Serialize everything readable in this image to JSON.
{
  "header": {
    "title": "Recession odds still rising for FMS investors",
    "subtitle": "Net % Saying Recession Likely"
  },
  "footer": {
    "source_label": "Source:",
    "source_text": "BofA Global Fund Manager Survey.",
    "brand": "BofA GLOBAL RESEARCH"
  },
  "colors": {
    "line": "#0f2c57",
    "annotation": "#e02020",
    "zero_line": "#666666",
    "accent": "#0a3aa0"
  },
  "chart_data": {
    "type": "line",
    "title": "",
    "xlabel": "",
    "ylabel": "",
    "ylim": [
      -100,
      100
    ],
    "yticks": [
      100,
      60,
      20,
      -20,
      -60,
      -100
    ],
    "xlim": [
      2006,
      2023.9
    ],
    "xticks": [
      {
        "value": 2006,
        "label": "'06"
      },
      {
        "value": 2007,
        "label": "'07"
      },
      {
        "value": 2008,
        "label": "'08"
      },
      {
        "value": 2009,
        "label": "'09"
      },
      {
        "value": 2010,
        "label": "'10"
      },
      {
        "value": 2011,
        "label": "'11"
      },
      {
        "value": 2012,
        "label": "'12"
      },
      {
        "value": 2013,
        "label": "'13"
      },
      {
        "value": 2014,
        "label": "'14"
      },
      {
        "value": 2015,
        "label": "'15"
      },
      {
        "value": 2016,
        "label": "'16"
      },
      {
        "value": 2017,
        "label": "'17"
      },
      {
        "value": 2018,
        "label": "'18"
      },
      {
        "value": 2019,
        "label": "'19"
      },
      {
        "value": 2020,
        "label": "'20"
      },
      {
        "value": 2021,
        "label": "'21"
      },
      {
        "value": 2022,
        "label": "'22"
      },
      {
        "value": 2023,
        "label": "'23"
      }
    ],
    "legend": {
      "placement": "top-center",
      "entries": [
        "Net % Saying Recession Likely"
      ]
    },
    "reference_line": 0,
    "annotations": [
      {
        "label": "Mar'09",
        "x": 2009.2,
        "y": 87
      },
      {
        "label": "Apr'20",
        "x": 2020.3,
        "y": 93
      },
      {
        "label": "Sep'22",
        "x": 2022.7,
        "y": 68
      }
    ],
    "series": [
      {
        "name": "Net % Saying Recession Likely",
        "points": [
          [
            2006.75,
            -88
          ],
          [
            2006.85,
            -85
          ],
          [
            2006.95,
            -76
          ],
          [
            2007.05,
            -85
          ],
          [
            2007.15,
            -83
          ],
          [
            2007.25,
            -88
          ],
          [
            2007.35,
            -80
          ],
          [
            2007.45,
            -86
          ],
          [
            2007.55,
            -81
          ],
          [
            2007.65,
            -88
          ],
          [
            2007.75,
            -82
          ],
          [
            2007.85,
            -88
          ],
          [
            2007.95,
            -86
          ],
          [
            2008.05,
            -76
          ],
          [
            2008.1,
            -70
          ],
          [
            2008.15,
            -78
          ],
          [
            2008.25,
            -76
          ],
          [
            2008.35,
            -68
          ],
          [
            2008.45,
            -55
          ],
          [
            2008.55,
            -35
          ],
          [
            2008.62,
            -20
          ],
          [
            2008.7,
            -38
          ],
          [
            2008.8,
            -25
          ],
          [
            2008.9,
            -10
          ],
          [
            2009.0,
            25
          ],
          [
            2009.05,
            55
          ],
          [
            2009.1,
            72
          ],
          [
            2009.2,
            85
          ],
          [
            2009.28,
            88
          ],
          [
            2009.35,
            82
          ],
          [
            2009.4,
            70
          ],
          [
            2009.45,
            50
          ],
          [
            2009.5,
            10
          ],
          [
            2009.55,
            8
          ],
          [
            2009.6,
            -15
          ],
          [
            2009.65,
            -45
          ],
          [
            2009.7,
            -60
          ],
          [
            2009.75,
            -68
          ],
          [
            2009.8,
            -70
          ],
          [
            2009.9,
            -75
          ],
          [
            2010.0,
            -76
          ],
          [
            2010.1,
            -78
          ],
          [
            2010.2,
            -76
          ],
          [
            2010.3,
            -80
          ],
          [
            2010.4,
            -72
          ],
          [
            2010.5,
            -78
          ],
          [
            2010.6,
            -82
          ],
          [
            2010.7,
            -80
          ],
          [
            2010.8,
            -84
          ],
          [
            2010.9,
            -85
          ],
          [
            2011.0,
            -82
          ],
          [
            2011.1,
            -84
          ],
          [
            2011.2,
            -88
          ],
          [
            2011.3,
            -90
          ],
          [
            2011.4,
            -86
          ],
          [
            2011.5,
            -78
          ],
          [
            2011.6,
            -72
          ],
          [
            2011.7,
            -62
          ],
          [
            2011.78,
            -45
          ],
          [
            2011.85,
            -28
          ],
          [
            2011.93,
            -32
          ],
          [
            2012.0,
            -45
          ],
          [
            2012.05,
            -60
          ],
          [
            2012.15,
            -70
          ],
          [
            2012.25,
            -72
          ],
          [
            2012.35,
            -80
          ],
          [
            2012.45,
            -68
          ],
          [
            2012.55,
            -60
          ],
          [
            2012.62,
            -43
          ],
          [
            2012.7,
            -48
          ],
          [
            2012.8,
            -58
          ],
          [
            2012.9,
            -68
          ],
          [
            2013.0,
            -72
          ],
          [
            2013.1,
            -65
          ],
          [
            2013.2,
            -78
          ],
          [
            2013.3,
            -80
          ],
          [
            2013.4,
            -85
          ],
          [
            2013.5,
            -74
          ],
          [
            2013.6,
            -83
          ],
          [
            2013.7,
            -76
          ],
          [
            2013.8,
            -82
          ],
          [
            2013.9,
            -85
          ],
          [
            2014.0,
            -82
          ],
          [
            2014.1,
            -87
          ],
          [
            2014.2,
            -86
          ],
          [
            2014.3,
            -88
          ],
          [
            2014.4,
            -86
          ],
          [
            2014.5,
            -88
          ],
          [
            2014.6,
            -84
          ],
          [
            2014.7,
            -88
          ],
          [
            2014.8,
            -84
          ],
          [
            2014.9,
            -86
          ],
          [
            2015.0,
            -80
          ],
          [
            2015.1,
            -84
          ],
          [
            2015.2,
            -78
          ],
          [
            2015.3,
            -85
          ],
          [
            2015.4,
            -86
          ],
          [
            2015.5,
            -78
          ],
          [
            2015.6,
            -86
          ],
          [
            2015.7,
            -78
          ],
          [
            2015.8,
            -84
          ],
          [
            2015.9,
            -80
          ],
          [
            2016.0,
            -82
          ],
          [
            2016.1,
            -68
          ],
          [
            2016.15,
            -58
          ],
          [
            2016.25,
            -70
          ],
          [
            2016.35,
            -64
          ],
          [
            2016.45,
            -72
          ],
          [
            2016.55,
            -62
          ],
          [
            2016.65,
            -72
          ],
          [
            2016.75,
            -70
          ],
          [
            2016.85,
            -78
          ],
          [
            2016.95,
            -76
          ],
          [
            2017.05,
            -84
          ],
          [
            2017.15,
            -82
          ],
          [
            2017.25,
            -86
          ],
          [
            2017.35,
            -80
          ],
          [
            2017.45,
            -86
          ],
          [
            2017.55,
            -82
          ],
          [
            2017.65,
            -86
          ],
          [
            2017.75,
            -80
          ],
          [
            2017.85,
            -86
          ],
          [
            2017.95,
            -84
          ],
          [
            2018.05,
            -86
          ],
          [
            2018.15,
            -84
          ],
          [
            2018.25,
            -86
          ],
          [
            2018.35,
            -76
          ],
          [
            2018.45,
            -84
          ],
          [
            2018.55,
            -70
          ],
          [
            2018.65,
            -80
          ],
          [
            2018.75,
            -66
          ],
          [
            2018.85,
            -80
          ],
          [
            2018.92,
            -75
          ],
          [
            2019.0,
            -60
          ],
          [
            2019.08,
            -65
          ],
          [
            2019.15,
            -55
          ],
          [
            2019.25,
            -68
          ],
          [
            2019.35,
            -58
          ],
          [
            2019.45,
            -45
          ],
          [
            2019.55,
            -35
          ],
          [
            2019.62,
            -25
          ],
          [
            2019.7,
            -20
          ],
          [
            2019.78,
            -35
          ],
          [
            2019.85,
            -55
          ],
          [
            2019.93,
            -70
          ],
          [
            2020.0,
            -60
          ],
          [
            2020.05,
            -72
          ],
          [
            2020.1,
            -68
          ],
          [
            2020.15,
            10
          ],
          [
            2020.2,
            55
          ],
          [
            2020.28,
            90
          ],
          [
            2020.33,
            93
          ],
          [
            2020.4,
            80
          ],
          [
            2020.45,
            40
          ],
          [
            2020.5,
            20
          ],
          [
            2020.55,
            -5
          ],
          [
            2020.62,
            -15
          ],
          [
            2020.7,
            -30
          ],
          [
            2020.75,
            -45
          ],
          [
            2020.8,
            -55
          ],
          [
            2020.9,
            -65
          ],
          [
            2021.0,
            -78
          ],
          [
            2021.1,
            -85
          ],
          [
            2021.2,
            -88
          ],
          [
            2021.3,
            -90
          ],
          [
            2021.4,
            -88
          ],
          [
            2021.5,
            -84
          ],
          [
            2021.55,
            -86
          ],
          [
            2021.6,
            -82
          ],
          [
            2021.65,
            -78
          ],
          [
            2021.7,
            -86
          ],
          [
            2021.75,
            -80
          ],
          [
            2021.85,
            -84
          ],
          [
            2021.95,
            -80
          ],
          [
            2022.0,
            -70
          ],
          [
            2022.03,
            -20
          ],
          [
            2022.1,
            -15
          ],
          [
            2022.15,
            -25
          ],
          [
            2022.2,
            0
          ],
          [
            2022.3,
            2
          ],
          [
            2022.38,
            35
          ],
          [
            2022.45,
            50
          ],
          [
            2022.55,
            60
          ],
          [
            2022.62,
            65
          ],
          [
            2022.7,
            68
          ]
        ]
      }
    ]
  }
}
::::
Review the preceding data and report every line that includes the string "Recession".

### Written answer
    "title": "Recession odds still rising for FMS investors",
    "subtitle": "Net % Saying Recession Likely"
        "Net % Saying Recession Likely"
        "name": "Net % Saying Recession Likely",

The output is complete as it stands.